Task prompt: Of the lines in the entries below, state how many hold the word "true". Say nothing else.

--- begin Data provided ---

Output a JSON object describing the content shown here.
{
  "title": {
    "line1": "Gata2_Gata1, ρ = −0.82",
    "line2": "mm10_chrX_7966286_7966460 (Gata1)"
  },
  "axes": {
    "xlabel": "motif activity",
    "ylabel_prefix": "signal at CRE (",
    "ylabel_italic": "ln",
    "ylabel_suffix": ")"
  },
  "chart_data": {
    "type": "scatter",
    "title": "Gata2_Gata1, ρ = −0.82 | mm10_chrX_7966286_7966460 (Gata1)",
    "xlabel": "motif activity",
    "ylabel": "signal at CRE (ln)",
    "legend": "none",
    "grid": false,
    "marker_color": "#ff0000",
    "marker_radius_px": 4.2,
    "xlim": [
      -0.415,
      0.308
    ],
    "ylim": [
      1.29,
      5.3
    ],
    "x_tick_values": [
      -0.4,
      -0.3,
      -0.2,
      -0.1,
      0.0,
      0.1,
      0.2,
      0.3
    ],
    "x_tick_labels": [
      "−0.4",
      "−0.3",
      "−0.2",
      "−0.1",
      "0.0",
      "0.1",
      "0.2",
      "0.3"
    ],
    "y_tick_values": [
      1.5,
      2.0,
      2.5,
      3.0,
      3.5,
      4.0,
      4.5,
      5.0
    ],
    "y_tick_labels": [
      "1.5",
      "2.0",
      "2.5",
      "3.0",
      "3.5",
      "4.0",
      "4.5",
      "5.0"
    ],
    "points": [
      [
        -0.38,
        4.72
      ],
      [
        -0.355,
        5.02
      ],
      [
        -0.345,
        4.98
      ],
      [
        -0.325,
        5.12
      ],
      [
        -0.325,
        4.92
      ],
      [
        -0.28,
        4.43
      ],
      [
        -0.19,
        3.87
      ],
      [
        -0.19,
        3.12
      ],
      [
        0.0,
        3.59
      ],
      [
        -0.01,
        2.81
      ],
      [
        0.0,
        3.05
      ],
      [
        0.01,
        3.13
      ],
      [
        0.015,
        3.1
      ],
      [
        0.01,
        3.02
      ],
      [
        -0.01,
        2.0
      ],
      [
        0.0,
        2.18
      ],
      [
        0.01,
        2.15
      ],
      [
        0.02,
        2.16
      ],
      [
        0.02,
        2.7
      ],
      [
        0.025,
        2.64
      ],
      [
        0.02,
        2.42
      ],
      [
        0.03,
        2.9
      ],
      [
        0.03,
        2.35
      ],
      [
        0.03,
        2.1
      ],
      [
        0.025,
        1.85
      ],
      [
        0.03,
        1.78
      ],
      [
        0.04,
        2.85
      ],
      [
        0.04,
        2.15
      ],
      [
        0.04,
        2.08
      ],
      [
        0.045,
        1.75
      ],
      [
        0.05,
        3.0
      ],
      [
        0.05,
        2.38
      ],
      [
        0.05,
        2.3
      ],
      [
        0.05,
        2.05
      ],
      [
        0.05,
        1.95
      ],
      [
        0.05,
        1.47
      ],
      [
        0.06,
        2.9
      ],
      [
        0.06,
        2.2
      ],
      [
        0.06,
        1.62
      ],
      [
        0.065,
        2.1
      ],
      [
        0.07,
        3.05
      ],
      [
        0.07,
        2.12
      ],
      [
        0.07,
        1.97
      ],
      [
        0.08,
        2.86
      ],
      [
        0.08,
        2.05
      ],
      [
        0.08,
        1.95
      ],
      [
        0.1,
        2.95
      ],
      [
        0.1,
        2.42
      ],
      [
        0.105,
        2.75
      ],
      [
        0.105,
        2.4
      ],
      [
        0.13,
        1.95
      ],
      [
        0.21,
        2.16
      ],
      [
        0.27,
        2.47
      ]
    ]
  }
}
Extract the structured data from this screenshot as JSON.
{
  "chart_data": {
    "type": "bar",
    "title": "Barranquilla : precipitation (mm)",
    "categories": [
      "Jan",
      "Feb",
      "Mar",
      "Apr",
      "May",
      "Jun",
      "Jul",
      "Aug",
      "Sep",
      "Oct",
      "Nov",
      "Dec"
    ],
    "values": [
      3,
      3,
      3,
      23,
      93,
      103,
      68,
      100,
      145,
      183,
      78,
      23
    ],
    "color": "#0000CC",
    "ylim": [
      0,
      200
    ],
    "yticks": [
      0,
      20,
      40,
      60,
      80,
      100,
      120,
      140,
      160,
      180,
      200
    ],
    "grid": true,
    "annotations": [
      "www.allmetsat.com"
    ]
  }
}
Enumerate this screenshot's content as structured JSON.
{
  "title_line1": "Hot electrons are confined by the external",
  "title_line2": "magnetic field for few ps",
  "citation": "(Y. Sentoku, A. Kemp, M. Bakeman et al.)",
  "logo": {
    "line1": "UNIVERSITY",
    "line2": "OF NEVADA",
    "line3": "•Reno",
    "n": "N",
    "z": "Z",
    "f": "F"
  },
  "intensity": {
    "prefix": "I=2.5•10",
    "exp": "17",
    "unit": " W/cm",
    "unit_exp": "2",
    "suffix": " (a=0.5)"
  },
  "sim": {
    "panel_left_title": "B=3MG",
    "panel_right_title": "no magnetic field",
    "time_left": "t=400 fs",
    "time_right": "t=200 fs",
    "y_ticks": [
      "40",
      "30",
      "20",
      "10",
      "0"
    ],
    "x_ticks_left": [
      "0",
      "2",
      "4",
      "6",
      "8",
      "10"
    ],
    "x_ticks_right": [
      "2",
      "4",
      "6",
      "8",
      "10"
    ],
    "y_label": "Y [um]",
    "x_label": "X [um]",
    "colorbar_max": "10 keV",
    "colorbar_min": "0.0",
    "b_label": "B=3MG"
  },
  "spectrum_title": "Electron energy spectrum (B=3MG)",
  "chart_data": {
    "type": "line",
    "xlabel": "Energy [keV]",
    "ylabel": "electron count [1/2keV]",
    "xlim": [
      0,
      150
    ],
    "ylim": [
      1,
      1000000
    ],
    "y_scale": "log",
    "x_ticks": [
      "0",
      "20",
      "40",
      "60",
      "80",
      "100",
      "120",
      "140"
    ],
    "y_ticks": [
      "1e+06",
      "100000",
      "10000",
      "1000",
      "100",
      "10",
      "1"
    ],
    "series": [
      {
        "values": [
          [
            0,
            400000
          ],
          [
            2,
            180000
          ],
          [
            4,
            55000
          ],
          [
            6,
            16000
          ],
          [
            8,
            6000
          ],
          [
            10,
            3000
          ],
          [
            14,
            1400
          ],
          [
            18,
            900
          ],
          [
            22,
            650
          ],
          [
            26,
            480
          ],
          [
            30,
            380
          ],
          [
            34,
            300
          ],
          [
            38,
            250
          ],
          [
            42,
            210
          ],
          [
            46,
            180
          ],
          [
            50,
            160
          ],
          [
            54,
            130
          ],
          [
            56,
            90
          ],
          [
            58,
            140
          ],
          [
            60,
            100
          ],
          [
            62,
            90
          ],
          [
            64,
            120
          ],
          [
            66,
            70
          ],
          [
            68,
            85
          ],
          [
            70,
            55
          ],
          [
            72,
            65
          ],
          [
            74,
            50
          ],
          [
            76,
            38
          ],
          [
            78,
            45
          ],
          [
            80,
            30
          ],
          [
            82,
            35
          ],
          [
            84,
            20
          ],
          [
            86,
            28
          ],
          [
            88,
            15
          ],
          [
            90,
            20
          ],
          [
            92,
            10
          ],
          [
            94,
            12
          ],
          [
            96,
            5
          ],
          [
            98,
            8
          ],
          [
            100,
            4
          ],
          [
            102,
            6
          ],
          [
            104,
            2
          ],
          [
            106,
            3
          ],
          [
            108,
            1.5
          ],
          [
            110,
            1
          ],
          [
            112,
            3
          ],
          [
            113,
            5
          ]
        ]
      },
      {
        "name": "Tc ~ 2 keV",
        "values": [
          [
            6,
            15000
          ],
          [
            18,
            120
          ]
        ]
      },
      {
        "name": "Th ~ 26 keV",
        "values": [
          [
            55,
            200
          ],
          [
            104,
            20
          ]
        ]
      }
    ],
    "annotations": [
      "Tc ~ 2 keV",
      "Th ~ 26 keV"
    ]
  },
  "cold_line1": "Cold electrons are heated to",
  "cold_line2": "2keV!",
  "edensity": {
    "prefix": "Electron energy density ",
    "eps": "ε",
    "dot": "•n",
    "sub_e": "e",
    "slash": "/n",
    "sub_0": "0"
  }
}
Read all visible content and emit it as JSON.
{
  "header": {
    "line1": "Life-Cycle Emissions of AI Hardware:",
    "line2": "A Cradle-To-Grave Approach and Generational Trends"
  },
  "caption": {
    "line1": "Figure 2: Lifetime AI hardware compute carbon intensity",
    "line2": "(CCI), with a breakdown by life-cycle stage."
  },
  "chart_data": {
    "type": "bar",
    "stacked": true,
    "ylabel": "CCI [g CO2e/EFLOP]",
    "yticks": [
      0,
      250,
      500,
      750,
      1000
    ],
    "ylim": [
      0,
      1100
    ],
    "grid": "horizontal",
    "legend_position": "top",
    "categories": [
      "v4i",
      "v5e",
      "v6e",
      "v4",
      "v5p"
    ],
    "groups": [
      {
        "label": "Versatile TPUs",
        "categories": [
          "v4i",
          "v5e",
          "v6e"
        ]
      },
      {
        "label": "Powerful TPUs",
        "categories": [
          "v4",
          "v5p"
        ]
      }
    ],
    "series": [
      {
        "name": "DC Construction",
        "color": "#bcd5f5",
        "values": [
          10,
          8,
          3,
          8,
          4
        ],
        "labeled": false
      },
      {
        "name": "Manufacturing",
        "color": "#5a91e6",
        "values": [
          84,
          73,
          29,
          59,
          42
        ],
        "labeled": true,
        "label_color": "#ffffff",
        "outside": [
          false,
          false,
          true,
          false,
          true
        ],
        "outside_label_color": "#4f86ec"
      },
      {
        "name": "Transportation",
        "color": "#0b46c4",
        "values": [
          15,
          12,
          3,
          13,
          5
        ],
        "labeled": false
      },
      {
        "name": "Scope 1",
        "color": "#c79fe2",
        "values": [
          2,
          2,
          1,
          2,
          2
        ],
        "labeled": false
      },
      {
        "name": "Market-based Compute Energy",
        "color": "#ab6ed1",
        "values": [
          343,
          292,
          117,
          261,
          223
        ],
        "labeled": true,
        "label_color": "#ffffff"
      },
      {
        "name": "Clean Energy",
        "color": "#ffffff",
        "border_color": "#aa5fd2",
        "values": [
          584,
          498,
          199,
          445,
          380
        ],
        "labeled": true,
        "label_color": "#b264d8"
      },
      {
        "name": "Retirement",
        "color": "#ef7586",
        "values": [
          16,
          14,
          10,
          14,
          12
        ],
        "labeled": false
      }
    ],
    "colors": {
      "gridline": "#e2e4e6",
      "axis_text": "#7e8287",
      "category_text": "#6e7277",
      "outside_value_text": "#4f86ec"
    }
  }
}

--- end Data provided ---

Task response: 7